# [Data entries]
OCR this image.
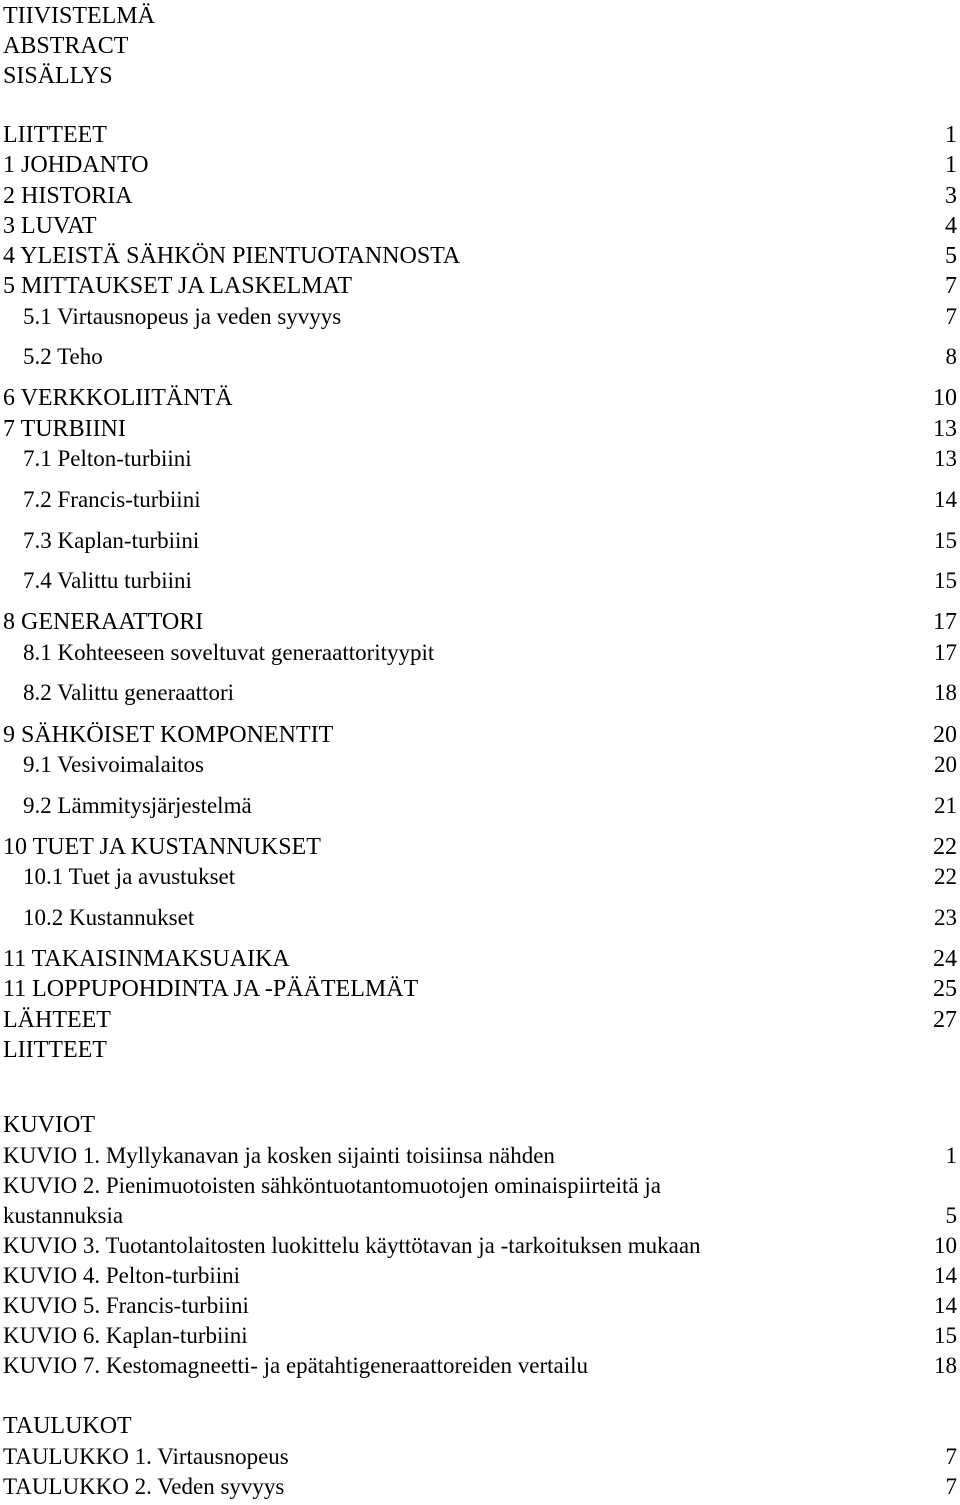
TIIVISTELMÄ
ABSTRACT
SISÄLLYS
LIITTEET	1
1 JOHDANTO	1
2 HISTORIA	3
3 LUVAT	4
4 YLEISTÄ SÄHKÖN PIENTUOTANNOSTA	5
5 MITTAUKSET JA LASKELMAT	7
5.1 Virtausnopeus ja veden syvyys	7
5.2 Teho	8
6 VERKKOLIITÄNTÄ	10
7 TURBIINI	13
7.1 Pelton-turbiini	13
7.2 Francis-turbiini	14
7.3 Kaplan-turbiini	15
7.4 Valittu turbiini	15
8 GENERAATTORI	17
8.1 Kohteeseen soveltuvat generaattorityypit	17
8.2 Valittu generaattori	18
9 SÄHKÖISET KOMPONENTIT	20
9.1 Vesivoimalaitos	20
9.2 Lämmitysjärjestelmä	21
10 TUET JA KUSTANNUKSET	22
10.1 Tuet ja avustukset	22
10.2 Kustannukset	23
11 TAKAISINMAKSUAIKA	24
11 LOPPUPOHDINTA JA -PÄÄTELMÄT	25
LÄHTEET	27
LIITTEET
KUVIOT
KUVIO 1. Myllykanavan ja kosken sijainti toisiinsa nähden	1
KUVIO 2. Pienimuotoisten sähköntuotantomuotojen ominaispiirteitä ja
kustannuksia	5
KUVIO 3. Tuotantolaitosten luokittelu käyttötavan ja -tarkoituksen mukaan	10
KUVIO 4. Pelton-turbiini	14
KUVIO 5. Francis-turbiini	14
KUVIO 6. Kaplan-turbiini	15
KUVIO 7. Kestomagneetti- ja epätahtigeneraattoreiden vertailu	18
TAULUKOT
TAULUKKO 1. Virtausnopeus	7
TAULUKKO 2. Veden syvyys	7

# [SET TASK]
Leave out the pictures and give the listing above again exactly.

# [THE SOLUTION]
OCR this image.
TIIVISTELMÄ
ABSTRACT
SISÄLLYS
LIITTEET	1
1 JOHDANTO	1
2 HISTORIA	3
3 LUVAT	4
4 YLEISTÄ SÄHKÖN PIENTUOTANNOSTA	5
5 MITTAUKSET JA LASKELMAT	7
5.1 Virtausnopeus ja veden syvyys	7
5.2 Teho	8
6 VERKKOLIITÄNTÄ	10
7 TURBIINI	13
7.1 Pelton-turbiini	13
7.2 Francis-turbiini	14
7.3 Kaplan-turbiini	15
7.4 Valittu turbiini	15
8 GENERAATTORI	17
8.1 Kohteeseen soveltuvat generaattorityypit	17
8.2 Valittu generaattori	18
9 SÄHKÖISET KOMPONENTIT	20
9.1 Vesivoimalaitos	20
9.2 Lämmitysjärjestelmä	21
10 TUET JA KUSTANNUKSET	22
10.1 Tuet ja avustukset	22
10.2 Kustannukset	23
11 TAKAISINMAKSUAIKA	24
11 LOPPUPOHDINTA JA -PÄÄTELMÄT	25
LÄHTEET	27
LIITTEET
KUVIOT
KUVIO 1. Myllykanavan ja kosken sijainti toisiinsa nähden	1
KUVIO 2. Pienimuotoisten sähköntuotantomuotojen ominaispiirteitä ja
kustannuksia	5
KUVIO 3. Tuotantolaitosten luokittelu käyttötavan ja -tarkoituksen mukaan	10
KUVIO 4. Pelton-turbiini	14
KUVIO 5. Francis-turbiini	14
KUVIO 6. Kaplan-turbiini	15
KUVIO 7. Kestomagneetti- ja epätahtigeneraattoreiden vertailu	18
TAULUKOT
TAULUKKO 1. Virtausnopeus	7
TAULUKKO 2. Veden syvyys	7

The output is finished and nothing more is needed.